→ EXERCISE: Carry none of the pictures over; write out the complete data exactly.

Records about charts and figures
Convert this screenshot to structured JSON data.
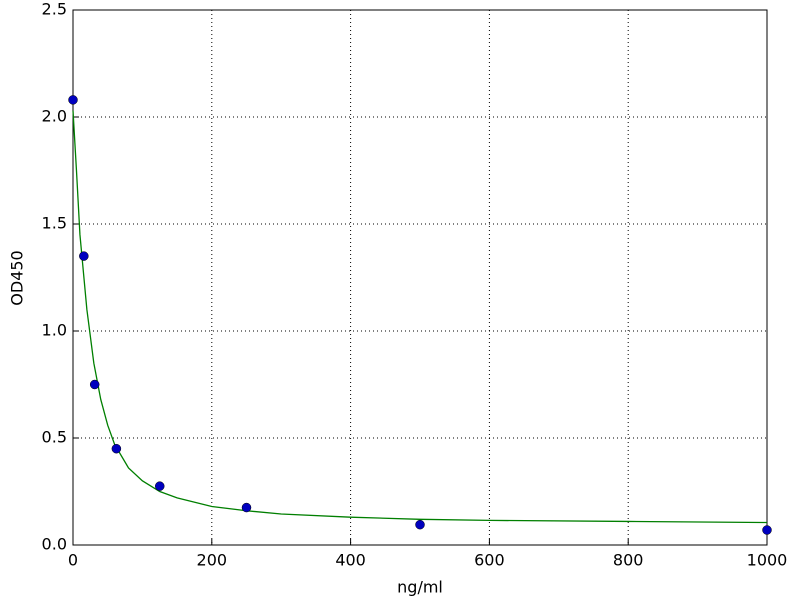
{
  "chart_data": {
    "type": "scatter",
    "x_label": "ng/ml",
    "y_label": "OD450",
    "xlim": [
      0,
      1000
    ],
    "ylim": [
      0,
      2.5
    ],
    "xticks": [
      0,
      200,
      400,
      600,
      800,
      1000
    ],
    "yticks": [
      {
        "value": 0,
        "label": "0.0"
      },
      0.5,
      {
        "value": 1,
        "label": "1.0"
      },
      1.5,
      {
        "value": 2,
        "label": "2.0"
      },
      2.5
    ],
    "grid": true,
    "series": [
      {
        "style": "markers",
        "color": "#0000bf",
        "x": [
          0,
          15.6,
          31.25,
          62.5,
          125,
          250,
          500,
          1000
        ],
        "values": [
          2.08,
          1.35,
          0.75,
          0.45,
          0.275,
          0.175,
          0.095,
          0.07
        ]
      },
      {
        "style": "line",
        "color": "#007f00",
        "x": [
          0,
          5,
          10,
          20,
          30,
          40,
          50,
          60,
          80,
          100,
          125,
          150,
          200,
          250,
          300,
          400,
          500,
          600,
          800,
          1000
        ],
        "values": [
          2.03,
          1.75,
          1.45,
          1.1,
          0.85,
          0.68,
          0.56,
          0.47,
          0.36,
          0.3,
          0.25,
          0.22,
          0.18,
          0.16,
          0.145,
          0.13,
          0.12,
          0.115,
          0.11,
          0.105
        ]
      }
    ]
  }
}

→ RESULT:
Convert this screenshot to structured JSON data.
{
  "chart_data": {
    "type": "scatter",
    "x_label": "ng/ml",
    "y_label": "OD450",
    "xlim": [
      0,
      1000
    ],
    "ylim": [
      0,
      2.5
    ],
    "xticks": [
      0,
      200,
      400,
      600,
      800,
      1000
    ],
    "yticks": [
      {
        "value": 0,
        "label": "0.0"
      },
      0.5,
      {
        "value": 1,
        "label": "1.0"
      },
      1.5,
      {
        "value": 2,
        "label": "2.0"
      },
      2.5
    ],
    "grid": true,
    "series": [
      {
        "style": "markers",
        "color": "#0000bf",
        "x": [
          0,
          15.6,
          31.25,
          62.5,
          125,
          250,
          500,
          1000
        ],
        "values": [
          2.08,
          1.35,
          0.75,
          0.45,
          0.275,
          0.175,
          0.095,
          0.07
        ]
      },
      {
        "style": "line",
        "color": "#007f00",
        "x": [
          0,
          5,
          10,
          20,
          30,
          40,
          50,
          60,
          80,
          100,
          125,
          150,
          200,
          250,
          300,
          400,
          500,
          600,
          800,
          1000
        ],
        "values": [
          2.03,
          1.75,
          1.45,
          1.1,
          0.85,
          0.68,
          0.56,
          0.47,
          0.36,
          0.3,
          0.25,
          0.22,
          0.18,
          0.16,
          0.145,
          0.13,
          0.12,
          0.115,
          0.11,
          0.105
        ]
      }
    ]
  }
}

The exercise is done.